INFORMATION GIVEN>
..............................
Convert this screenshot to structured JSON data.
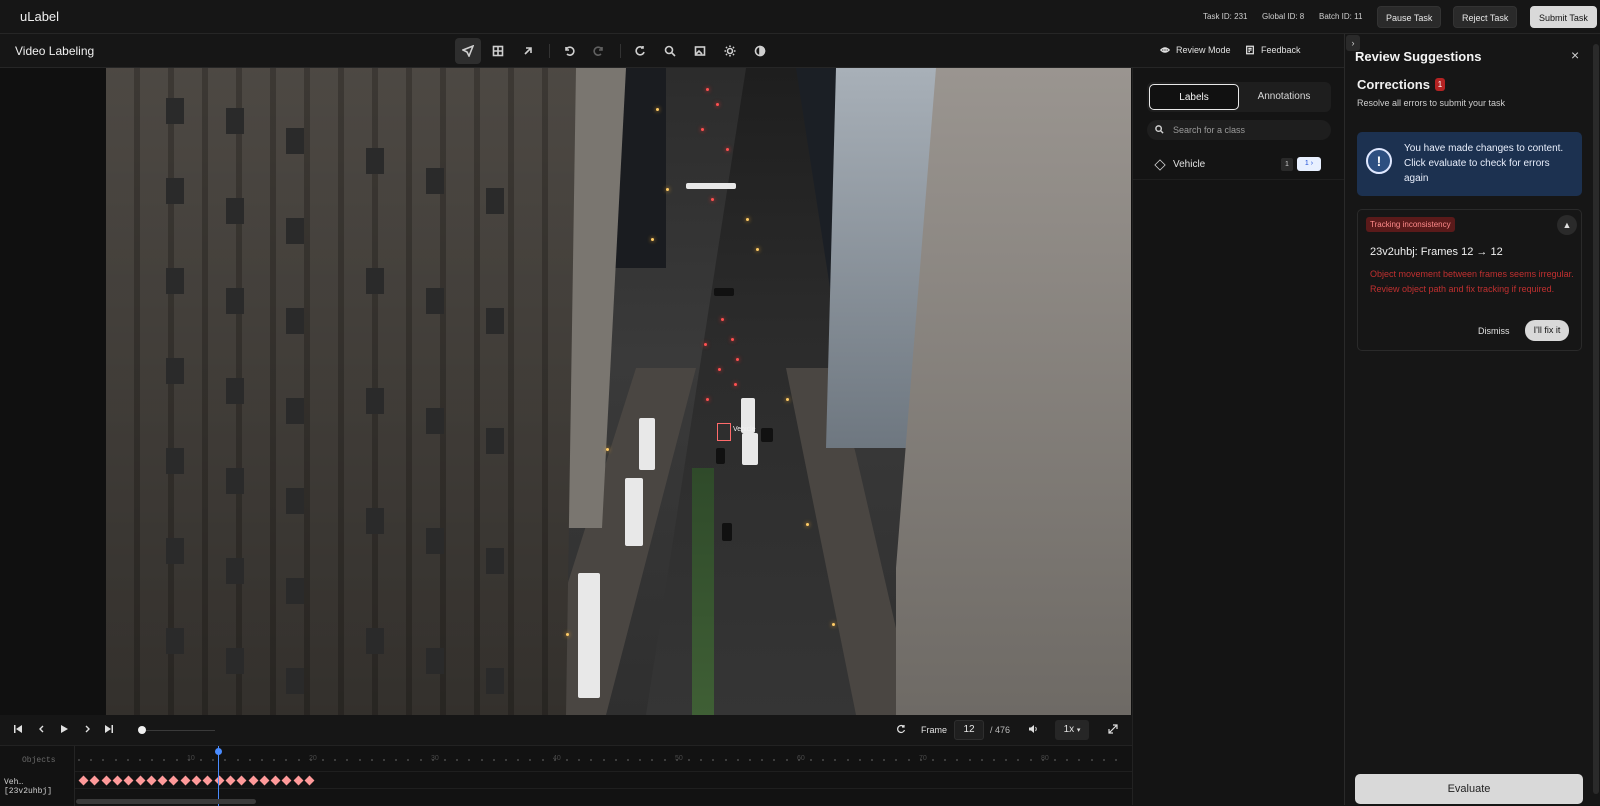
{
  "app": {
    "title": "uLabel"
  },
  "header": {
    "task_id": "Task ID: 231",
    "global_id": "Global ID: 8",
    "batch_id": "Batch ID: 11",
    "pause_label": "Pause Task",
    "reject_label": "Reject Task",
    "submit_label": "Submit Task"
  },
  "toolbar": {
    "title": "Video Labeling",
    "review_mode": "Review Mode",
    "feedback": "Feedback"
  },
  "video": {
    "box_label": "Vehicle"
  },
  "player": {
    "frame_label": "Frame",
    "frame_value": "12",
    "frame_total": "/ 476",
    "speed": "1x"
  },
  "timeline": {
    "objects_label": "Objects",
    "track_label": "Veh… [23v2uhbj]",
    "ticks": [
      "10",
      "20",
      "30",
      "40",
      "50",
      "60",
      "70",
      "80"
    ]
  },
  "labels_panel": {
    "tabs": [
      "Labels",
      "Annotations"
    ],
    "search_placeholder": "Search for a class",
    "classes": [
      {
        "name": "Vehicle",
        "count": "1",
        "tag": "1 ›"
      }
    ]
  },
  "review": {
    "title": "Review Suggestions",
    "corrections_title": "Corrections",
    "corrections_count": "1",
    "corrections_sub": "Resolve all errors to submit your task",
    "info_text": "You have made changes to content. Click evaluate to check for errors again",
    "error": {
      "tag": "Tracking inconsistency",
      "heading": "23v2uhbj: Frames 12 → 12",
      "text": "Object movement between frames seems irregular. Review object path and fix tracking if required.",
      "dismiss": "Dismiss",
      "fix": "I'll fix it"
    },
    "evaluate_label": "Evaluate"
  },
  "colors": {
    "accent": "#4a8cff",
    "error": "#c03030",
    "keyframe": "#ff9a9a"
  }
}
..............................
TASK STATEMENT> Looking at the data above, show all lines where the word "errors" occurs.

THE COMPLETED TASK>
    "corrections_sub": "Resolve all errors to submit your task",
    "info_text": "You have made changes to content. Click evaluate to check for errors again",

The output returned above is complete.